WHAT IS EXPECTED ->
How many lines of the data hold the word "Details"? State the number and nothing else.

======== DATA ROWS ========

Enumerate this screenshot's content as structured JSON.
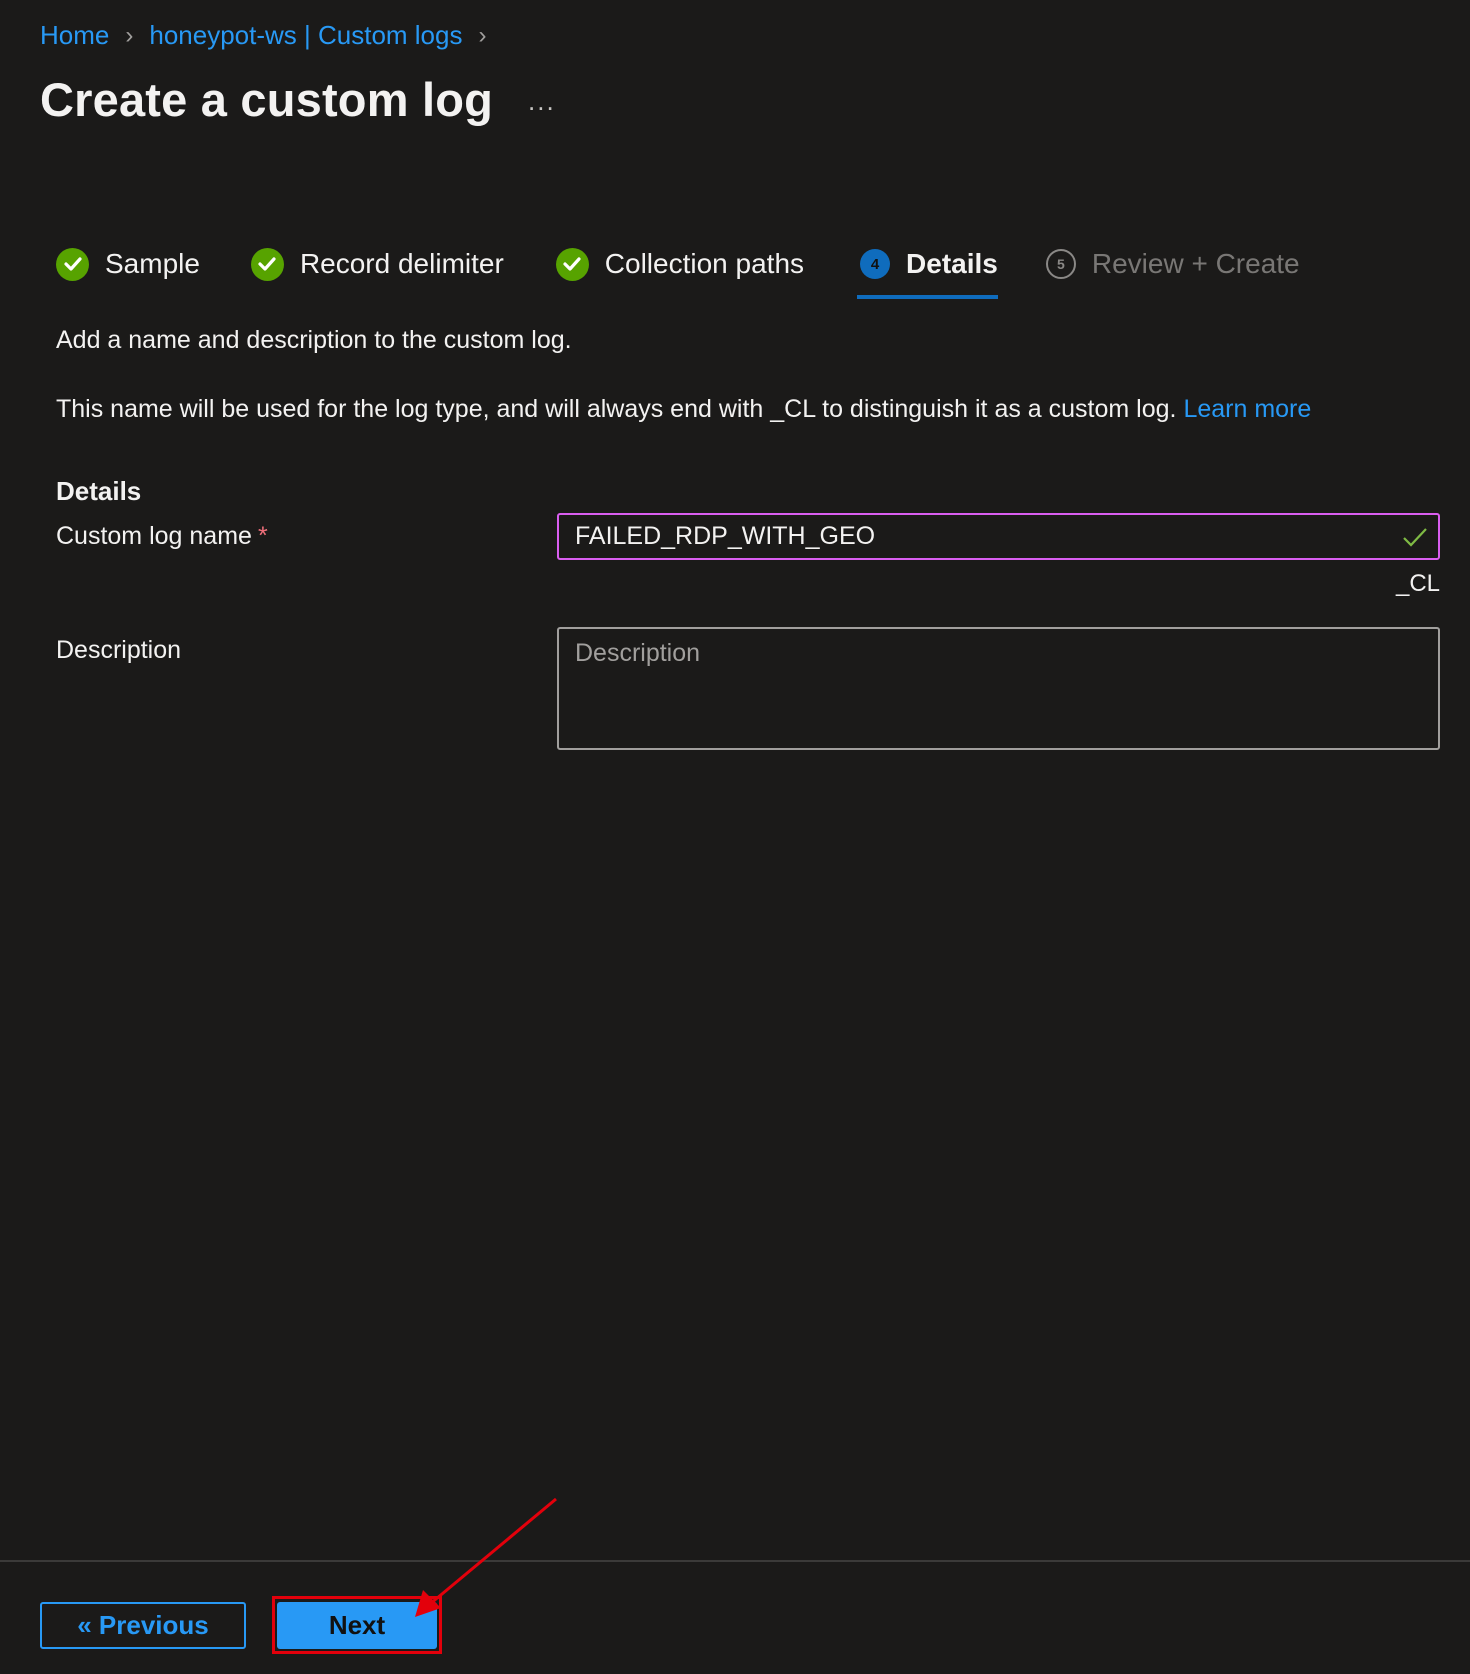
{
  "breadcrumb": {
    "items": [
      {
        "label": "Home"
      },
      {
        "label": "honeypot-ws | Custom logs"
      }
    ]
  },
  "page": {
    "title": "Create a custom log",
    "more_label": "..."
  },
  "wizard": {
    "steps": [
      {
        "number": "1",
        "label": "Sample",
        "state": "done"
      },
      {
        "number": "2",
        "label": "Record delimiter",
        "state": "done"
      },
      {
        "number": "3",
        "label": "Collection paths",
        "state": "done"
      },
      {
        "number": "4",
        "label": "Details",
        "state": "active"
      },
      {
        "number": "5",
        "label": "Review + Create",
        "state": "pending"
      }
    ]
  },
  "content": {
    "intro": "Add a name and description to the custom log.",
    "intro2": "This name will be used for the log type, and will always end with _CL to distinguish it as a custom log.",
    "learn_more": "Learn more",
    "section_heading": "Details",
    "name_label": "Custom log name",
    "required_mark": "*",
    "name_value": "FAILED_RDP_WITH_GEO",
    "name_suffix": "_CL",
    "description_label": "Description",
    "description_placeholder": "Description",
    "description_value": ""
  },
  "footer": {
    "previous_label": "« Previous",
    "next_label": "Next"
  },
  "colors": {
    "accent": "#2899f5",
    "active_step": "#0f6cbd",
    "done_step": "#57a300",
    "valid_input_border": "#da5ef0",
    "annotation": "#e3000b"
  }
}
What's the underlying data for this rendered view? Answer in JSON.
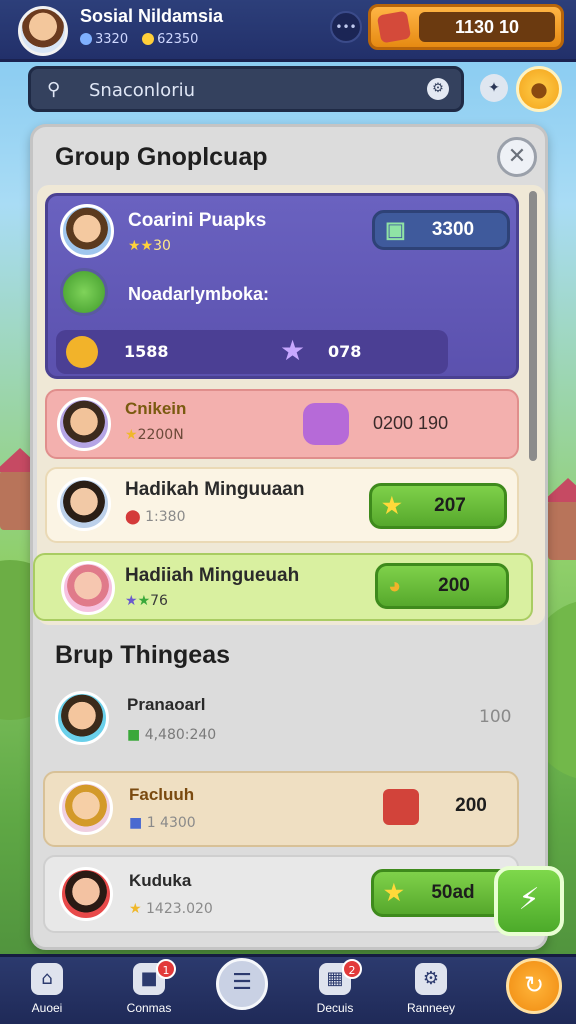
{
  "header": {
    "title": "Sosial Nildamsia",
    "stat_left": "3320",
    "stat_right": "62350",
    "currency_value": "1130 10"
  },
  "search": {
    "placeholder": "Snaconloriu"
  },
  "panel": {
    "title": "Group Gnoplcuap",
    "section_two_title": "Brup Thingeas",
    "rows": [
      {
        "name": "Coarini Puapks",
        "sub": "30",
        "value": "3300"
      },
      {
        "name": "Noadarlymboka:",
        "sub": ""
      },
      {
        "name": "",
        "sub": "1588",
        "value": "078"
      },
      {
        "name": "Cnikein",
        "sub": "2200N",
        "value": "0200 190"
      },
      {
        "name": "Hadikah Minguuaan",
        "sub": "1:380",
        "value": "207"
      },
      {
        "name": "Hadiiah Mingueuah",
        "sub": "76",
        "value": "200"
      },
      {
        "name": "Pranaoarl",
        "sub": "4,480:240",
        "value": "100"
      },
      {
        "name": "Facluuh",
        "sub": "1 4300",
        "value": "200"
      },
      {
        "name": "Kuduka",
        "sub": "1423.020",
        "value": "50ad"
      }
    ]
  },
  "nav": {
    "items": [
      {
        "label": "Auoei"
      },
      {
        "label": "Conmas",
        "badge": "1"
      },
      {
        "label": "Decuis",
        "badge": "2"
      },
      {
        "label": "Ranneey"
      }
    ]
  },
  "colors": {
    "accent": "#f3a21a",
    "header_bg": "#2d3f7a",
    "green_button": "#56a82c",
    "purple_row": "#5b51ae"
  },
  "icons": [
    "search-icon",
    "settings-icon",
    "close-icon",
    "star-icon",
    "home-icon",
    "gift-icon",
    "list-icon",
    "shop-icon",
    "gear-icon"
  ]
}
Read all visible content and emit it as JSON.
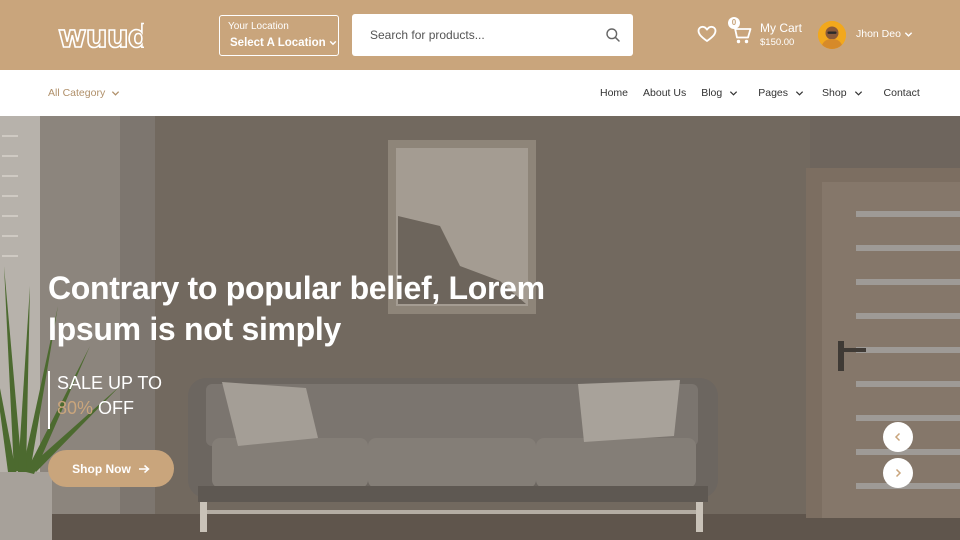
{
  "header": {
    "logo_text": "wuud",
    "location": {
      "label": "Your Location",
      "value": "Select A Location"
    },
    "search": {
      "placeholder": "Search for products..."
    },
    "cart": {
      "badge": "0",
      "title": "My Cart",
      "total": "$150.00"
    },
    "user": {
      "name": "Jhon Deo"
    }
  },
  "nav": {
    "all_category": "All Category",
    "items": [
      {
        "label": "Home"
      },
      {
        "label": "About Us"
      },
      {
        "label": "Blog"
      },
      {
        "label": "Pages"
      },
      {
        "label": "Shop"
      },
      {
        "label": "Contact"
      }
    ]
  },
  "hero": {
    "headline_line1": "Contrary to popular belief, Lorem",
    "headline_line2": "Ipsum is not simply",
    "promo_line1": "SALE UP TO",
    "promo_percent": "80%",
    "promo_suffix": "OFF",
    "cta_label": "Shop Now"
  },
  "colors": {
    "brand": "#c9a57c",
    "header_text": "#ffffff",
    "nav_text": "#333333",
    "hero_overlay": "#6f665e"
  },
  "icons": {
    "search": "search-icon",
    "wishlist": "heart-icon",
    "cart": "cart-icon",
    "dropdown": "chevron-down-icon",
    "cta": "arrow-right-icon",
    "prev": "chevron-left-icon",
    "next": "chevron-right-icon"
  }
}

========

OUTPUT ->
2